:: WHAT YOU SHOULD DO ::
Copy every line of the data in which the word "Elastic" occurs.

[Stored data]
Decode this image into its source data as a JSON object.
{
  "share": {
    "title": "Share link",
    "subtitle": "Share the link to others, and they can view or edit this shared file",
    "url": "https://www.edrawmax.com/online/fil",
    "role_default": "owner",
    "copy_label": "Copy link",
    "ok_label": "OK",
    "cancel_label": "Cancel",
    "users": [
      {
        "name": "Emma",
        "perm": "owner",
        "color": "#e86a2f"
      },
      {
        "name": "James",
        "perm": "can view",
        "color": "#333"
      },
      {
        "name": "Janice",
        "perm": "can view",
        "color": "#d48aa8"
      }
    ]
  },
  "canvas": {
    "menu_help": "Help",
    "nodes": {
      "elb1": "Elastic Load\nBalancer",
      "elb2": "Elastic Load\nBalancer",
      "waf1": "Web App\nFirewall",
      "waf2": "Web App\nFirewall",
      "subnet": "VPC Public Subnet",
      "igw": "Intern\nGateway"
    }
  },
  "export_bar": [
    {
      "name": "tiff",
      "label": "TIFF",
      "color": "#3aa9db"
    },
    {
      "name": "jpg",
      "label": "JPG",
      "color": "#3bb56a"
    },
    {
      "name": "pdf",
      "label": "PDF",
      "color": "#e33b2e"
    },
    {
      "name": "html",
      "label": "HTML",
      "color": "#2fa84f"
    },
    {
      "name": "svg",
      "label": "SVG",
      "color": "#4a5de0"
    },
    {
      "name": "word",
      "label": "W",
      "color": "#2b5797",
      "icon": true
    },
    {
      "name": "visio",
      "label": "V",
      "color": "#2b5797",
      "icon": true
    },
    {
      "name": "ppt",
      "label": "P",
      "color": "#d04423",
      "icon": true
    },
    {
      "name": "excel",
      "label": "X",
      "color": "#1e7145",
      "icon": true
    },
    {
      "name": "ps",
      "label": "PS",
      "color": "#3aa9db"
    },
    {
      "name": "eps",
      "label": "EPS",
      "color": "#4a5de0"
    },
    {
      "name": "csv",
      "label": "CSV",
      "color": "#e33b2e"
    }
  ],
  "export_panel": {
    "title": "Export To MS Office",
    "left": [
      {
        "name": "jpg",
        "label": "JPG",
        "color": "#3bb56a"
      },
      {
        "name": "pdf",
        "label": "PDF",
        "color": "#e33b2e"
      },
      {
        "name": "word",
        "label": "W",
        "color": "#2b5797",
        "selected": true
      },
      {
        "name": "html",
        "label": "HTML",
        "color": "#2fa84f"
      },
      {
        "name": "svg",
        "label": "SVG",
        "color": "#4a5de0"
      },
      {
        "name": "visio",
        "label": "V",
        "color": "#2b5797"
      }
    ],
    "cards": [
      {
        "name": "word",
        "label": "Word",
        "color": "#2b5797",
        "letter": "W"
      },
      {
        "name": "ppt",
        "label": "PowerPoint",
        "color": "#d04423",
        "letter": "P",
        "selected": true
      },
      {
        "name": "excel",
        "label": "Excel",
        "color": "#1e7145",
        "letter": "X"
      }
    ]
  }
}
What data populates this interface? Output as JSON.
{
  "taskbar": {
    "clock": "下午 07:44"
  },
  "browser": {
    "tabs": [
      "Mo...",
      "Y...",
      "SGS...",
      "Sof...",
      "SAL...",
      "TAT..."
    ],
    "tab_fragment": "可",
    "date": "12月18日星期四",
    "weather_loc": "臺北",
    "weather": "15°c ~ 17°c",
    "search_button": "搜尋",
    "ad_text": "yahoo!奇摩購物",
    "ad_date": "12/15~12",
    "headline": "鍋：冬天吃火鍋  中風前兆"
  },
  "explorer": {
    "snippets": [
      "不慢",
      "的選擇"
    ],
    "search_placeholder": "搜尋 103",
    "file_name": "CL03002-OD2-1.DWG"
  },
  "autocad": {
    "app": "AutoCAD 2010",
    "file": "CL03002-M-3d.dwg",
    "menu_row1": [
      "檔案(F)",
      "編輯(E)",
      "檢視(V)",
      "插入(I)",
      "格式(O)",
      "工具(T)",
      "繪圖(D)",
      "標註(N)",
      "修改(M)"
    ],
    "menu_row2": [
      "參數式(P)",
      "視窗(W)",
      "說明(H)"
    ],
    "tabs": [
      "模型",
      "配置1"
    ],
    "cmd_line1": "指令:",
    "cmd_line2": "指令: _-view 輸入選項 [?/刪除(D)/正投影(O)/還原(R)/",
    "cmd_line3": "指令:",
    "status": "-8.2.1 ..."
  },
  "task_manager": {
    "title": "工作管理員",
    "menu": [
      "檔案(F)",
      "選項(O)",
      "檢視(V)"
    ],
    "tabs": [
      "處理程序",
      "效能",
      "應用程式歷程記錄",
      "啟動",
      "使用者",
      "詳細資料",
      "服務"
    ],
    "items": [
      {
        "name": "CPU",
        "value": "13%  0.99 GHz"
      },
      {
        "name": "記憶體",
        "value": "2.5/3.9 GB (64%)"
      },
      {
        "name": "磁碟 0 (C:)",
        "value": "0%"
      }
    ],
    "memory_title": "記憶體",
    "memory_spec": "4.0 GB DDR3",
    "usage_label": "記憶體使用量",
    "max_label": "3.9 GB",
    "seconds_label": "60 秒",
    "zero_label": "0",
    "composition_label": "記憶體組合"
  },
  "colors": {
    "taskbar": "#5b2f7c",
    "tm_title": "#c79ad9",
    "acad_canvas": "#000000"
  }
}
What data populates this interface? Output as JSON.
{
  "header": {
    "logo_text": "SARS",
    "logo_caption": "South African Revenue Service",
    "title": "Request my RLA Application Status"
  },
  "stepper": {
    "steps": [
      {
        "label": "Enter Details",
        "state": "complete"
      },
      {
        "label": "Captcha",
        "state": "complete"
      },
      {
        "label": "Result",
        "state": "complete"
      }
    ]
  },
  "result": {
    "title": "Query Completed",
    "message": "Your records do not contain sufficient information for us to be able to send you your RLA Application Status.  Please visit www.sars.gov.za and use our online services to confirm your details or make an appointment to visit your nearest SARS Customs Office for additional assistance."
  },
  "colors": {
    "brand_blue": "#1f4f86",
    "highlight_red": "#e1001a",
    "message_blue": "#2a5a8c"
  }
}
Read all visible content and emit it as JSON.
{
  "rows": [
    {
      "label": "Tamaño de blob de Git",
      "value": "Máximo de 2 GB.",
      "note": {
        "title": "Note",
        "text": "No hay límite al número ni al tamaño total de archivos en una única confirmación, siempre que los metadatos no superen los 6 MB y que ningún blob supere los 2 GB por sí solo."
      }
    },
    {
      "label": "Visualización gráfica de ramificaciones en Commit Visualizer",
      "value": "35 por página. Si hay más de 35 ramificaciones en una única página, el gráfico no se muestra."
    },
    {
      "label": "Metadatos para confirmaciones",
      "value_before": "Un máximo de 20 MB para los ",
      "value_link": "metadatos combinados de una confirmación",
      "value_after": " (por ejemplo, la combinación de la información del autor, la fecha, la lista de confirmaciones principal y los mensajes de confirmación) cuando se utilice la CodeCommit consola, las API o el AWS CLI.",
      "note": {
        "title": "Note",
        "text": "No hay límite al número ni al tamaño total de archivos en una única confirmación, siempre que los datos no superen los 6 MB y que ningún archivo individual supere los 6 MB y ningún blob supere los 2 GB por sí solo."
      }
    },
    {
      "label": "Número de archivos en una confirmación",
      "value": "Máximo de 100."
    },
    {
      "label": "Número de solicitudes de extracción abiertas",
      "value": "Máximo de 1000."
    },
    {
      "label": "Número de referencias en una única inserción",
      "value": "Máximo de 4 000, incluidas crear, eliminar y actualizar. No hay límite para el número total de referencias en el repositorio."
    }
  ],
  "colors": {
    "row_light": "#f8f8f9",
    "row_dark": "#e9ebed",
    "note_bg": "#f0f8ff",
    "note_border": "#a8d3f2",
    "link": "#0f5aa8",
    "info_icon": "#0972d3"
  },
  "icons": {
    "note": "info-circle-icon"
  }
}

:: RESULT BELOW ::
      "elb1": "Elastic Load\nBalancer",
      "elb2": "Elastic Load\nBalancer",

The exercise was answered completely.